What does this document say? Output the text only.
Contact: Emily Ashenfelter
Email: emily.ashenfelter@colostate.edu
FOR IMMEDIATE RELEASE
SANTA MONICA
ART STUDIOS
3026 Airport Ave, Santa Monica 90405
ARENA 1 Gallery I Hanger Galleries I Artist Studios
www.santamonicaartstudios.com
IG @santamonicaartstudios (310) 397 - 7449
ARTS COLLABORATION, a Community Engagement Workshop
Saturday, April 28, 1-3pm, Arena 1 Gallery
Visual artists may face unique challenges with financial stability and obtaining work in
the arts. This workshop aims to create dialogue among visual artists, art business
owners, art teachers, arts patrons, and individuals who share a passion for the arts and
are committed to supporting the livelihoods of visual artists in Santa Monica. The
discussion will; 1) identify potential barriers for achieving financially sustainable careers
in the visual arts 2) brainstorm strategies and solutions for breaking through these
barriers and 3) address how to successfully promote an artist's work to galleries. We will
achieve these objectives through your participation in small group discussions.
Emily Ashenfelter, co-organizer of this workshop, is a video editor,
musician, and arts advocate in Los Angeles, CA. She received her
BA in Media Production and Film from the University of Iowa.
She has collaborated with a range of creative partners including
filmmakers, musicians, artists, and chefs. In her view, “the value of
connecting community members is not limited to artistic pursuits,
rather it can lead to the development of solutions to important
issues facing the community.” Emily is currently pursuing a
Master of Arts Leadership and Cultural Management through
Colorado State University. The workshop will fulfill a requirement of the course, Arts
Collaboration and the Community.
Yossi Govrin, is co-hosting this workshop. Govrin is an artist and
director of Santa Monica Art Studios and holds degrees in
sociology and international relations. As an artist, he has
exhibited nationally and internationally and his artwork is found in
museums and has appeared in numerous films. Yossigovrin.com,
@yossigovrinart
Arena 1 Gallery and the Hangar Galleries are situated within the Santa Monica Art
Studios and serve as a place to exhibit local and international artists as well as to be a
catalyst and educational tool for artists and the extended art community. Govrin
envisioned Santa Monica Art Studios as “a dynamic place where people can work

WRITTEN PROBLEM. Repeat the entries above exactly, leaving nothing out.

SOLUTION FOR THIS TASK.
What does this document say? Output the text only.
Contact: Emily Ashenfelter
Email: emily.ashenfelter@colostate.edu
FOR IMMEDIATE RELEASE
SANTA MONICA
ART STUDIOS
3026 Airport Ave, Santa Monica 90405
ARENA 1 Gallery I Hanger Galleries I Artist Studios
www.santamonicaartstudios.com
IG @santamonicaartstudios (310) 397 - 7449
ARTS COLLABORATION, a Community Engagement Workshop
Saturday, April 28, 1-3pm, Arena 1 Gallery
Visual artists may face unique challenges with financial stability and obtaining work in
the arts. This workshop aims to create dialogue among visual artists, art business
owners, art teachers, arts patrons, and individuals who share a passion for the arts and
are committed to supporting the livelihoods of visual artists in Santa Monica. The
discussion will; 1) identify potential barriers for achieving financially sustainable careers
in the visual arts 2) brainstorm strategies and solutions for breaking through these
barriers and 3) address how to successfully promote an artist's work to galleries. We will
achieve these objectives through your participation in small group discussions.
Emily Ashenfelter, co-organizer of this workshop, is a video editor,
musician, and arts advocate in Los Angeles, CA. She received her
BA in Media Production and Film from the University of Iowa.
She has collaborated with a range of creative partners including
filmmakers, musicians, artists, and chefs. In her view, “the value of
connecting community members is not limited to artistic pursuits,
rather it can lead to the development of solutions to important
issues facing the community.” Emily is currently pursuing a
Master of Arts Leadership and Cultural Management through
Colorado State University. The workshop will fulfill a requirement of the course, Arts
Collaboration and the Community.
Yossi Govrin, is co-hosting this workshop. Govrin is an artist and
director of Santa Monica Art Studios and holds degrees in
sociology and international relations. As an artist, he has
exhibited nationally and internationally and his artwork is found in
museums and has appeared in numerous films. Yossigovrin.com,
@yossigovrinart
Arena 1 Gallery and the Hangar Galleries are situated within the Santa Monica Art
Studios and serve as a place to exhibit local and international artists as well as to be a
catalyst and educational tool for artists and the extended art community. Govrin
envisioned Santa Monica Art Studios as “a dynamic place where people can work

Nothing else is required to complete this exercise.